Filter these entries, keeping only lines that hold the word "color".

==== Given records ====

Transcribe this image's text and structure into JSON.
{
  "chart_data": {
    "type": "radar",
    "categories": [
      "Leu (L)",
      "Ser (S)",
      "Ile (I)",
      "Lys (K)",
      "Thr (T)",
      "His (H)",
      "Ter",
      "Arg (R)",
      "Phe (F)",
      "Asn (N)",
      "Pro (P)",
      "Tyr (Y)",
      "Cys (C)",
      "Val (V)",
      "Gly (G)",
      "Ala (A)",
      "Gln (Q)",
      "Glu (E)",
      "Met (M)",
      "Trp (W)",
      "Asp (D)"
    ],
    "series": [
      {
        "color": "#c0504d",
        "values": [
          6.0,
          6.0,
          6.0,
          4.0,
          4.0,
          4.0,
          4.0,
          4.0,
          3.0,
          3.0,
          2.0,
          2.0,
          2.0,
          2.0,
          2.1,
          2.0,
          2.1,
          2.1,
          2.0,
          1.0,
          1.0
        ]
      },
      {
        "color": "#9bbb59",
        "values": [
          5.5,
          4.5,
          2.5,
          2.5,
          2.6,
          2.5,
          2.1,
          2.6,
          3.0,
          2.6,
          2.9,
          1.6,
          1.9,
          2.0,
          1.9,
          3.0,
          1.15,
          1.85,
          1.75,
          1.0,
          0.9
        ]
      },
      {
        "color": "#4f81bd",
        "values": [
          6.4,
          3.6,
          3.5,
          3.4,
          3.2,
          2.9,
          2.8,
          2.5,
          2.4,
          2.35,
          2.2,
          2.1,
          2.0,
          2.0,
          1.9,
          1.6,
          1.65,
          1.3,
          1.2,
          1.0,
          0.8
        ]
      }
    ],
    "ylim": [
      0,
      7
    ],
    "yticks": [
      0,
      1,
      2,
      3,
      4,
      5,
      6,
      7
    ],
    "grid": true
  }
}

====

(Correct output):
        "color": "#c0504d",
        "color": "#9bbb59",
        "color": "#4f81bd",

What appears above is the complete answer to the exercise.